— Start Provided records —

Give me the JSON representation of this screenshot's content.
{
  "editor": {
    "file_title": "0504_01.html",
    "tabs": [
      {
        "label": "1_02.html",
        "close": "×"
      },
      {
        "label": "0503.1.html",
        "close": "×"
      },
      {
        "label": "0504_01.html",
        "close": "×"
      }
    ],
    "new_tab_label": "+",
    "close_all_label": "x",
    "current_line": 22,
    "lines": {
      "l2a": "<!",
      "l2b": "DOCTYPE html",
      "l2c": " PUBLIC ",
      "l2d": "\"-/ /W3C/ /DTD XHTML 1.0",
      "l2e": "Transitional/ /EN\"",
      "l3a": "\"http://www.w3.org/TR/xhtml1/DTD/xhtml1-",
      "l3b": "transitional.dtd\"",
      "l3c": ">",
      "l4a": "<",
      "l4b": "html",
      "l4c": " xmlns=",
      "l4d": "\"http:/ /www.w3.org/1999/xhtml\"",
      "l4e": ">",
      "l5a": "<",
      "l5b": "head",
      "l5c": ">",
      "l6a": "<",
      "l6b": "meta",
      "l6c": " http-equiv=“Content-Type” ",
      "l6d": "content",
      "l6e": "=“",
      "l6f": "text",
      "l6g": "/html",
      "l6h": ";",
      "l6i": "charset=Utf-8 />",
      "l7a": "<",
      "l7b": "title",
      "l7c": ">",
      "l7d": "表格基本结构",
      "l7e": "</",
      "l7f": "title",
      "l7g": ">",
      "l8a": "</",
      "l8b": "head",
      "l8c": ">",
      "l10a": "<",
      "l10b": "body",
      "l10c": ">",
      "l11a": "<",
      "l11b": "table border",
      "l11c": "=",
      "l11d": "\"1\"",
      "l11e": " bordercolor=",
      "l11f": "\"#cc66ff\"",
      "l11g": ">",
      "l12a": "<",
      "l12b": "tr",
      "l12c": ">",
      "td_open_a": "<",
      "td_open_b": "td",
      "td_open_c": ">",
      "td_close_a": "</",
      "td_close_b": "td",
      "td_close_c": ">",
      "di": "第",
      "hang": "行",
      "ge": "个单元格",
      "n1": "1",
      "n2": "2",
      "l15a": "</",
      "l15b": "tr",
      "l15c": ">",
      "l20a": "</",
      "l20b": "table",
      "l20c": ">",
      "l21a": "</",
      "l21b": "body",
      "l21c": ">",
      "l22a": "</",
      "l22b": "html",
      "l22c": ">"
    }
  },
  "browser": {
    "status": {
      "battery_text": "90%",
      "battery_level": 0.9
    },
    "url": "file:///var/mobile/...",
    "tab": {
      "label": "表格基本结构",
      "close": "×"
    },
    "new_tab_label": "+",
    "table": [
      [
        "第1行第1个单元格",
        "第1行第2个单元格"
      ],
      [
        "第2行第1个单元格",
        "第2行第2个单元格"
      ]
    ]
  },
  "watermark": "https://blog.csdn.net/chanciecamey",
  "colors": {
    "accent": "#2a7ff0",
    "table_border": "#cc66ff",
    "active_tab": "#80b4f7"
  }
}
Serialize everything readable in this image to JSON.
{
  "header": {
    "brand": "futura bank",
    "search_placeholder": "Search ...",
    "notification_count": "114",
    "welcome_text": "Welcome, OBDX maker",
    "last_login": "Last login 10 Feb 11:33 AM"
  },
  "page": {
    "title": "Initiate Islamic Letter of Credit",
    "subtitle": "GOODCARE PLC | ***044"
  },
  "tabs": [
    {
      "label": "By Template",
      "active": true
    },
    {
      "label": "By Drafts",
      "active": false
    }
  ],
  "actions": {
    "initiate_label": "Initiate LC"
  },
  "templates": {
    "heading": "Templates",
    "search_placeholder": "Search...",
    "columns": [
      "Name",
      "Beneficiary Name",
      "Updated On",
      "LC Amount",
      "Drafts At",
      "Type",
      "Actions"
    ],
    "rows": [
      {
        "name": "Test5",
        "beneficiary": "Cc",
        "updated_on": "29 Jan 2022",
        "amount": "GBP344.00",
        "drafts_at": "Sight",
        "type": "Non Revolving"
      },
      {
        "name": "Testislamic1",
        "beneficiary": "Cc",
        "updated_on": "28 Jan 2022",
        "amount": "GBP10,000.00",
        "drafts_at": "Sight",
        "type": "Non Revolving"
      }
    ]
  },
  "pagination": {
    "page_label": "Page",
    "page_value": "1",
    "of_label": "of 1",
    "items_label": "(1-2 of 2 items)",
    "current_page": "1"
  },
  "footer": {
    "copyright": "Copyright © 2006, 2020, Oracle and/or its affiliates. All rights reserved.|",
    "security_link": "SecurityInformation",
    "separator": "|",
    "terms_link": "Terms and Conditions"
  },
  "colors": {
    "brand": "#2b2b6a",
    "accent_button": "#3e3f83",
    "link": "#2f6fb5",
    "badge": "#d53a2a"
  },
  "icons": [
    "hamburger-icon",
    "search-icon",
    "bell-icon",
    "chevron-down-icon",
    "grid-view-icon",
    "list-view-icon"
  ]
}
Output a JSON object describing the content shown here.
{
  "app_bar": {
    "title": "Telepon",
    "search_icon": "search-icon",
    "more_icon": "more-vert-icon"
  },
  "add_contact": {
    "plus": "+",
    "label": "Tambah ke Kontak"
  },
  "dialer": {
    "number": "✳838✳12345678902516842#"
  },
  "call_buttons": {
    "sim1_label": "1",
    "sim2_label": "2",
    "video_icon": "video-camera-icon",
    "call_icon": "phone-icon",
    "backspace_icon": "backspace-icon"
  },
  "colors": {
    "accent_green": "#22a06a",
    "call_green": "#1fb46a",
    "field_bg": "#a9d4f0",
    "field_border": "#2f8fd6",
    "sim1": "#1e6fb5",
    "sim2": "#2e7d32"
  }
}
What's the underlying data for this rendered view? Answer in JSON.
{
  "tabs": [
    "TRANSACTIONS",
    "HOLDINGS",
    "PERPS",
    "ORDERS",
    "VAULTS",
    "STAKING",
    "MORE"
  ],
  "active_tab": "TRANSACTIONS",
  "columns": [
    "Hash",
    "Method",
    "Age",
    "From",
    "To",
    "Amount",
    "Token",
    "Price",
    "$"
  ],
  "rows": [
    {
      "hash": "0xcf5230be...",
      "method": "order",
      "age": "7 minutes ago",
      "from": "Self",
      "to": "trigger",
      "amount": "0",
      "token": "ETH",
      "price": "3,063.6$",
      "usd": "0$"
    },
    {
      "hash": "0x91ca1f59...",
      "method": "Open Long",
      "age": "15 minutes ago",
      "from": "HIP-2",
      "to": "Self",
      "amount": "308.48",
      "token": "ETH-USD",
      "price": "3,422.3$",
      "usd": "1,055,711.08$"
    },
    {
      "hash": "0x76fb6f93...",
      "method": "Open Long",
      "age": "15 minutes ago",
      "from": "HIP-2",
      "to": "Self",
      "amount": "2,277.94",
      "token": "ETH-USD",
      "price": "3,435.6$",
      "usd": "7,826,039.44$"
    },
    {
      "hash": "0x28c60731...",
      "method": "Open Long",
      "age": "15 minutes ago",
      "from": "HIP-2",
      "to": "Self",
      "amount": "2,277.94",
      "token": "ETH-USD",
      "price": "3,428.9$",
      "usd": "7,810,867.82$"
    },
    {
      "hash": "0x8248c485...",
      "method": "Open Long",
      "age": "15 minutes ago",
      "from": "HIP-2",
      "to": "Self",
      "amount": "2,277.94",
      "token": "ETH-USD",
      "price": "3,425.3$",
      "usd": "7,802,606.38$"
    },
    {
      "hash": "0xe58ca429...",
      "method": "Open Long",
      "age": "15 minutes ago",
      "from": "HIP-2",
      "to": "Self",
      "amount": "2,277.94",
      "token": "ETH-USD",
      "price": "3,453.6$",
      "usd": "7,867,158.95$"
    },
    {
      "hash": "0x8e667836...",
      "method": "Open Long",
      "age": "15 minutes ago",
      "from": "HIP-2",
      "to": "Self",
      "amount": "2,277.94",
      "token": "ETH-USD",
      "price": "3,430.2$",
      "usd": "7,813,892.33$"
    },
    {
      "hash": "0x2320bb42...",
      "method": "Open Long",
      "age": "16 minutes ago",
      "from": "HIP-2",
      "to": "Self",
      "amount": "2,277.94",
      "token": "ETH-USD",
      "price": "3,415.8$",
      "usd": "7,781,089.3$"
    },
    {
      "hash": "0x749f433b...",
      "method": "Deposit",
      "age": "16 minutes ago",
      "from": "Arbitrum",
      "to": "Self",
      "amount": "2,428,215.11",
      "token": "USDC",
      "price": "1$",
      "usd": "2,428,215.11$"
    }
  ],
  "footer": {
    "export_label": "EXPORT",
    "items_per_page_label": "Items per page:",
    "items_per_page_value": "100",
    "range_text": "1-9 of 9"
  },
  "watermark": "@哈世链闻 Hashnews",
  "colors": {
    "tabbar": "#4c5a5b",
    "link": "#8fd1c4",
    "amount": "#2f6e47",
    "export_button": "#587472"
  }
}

— End Provided records —

• [The exercise]
Working from the entries above, return all lines that contain "this".

• [Expected output]
Give me the JSON representation of this screenshot's content.
Serialize everything readable in this image to JSON.
What's the underlying data for this rendered view? Answer in JSON.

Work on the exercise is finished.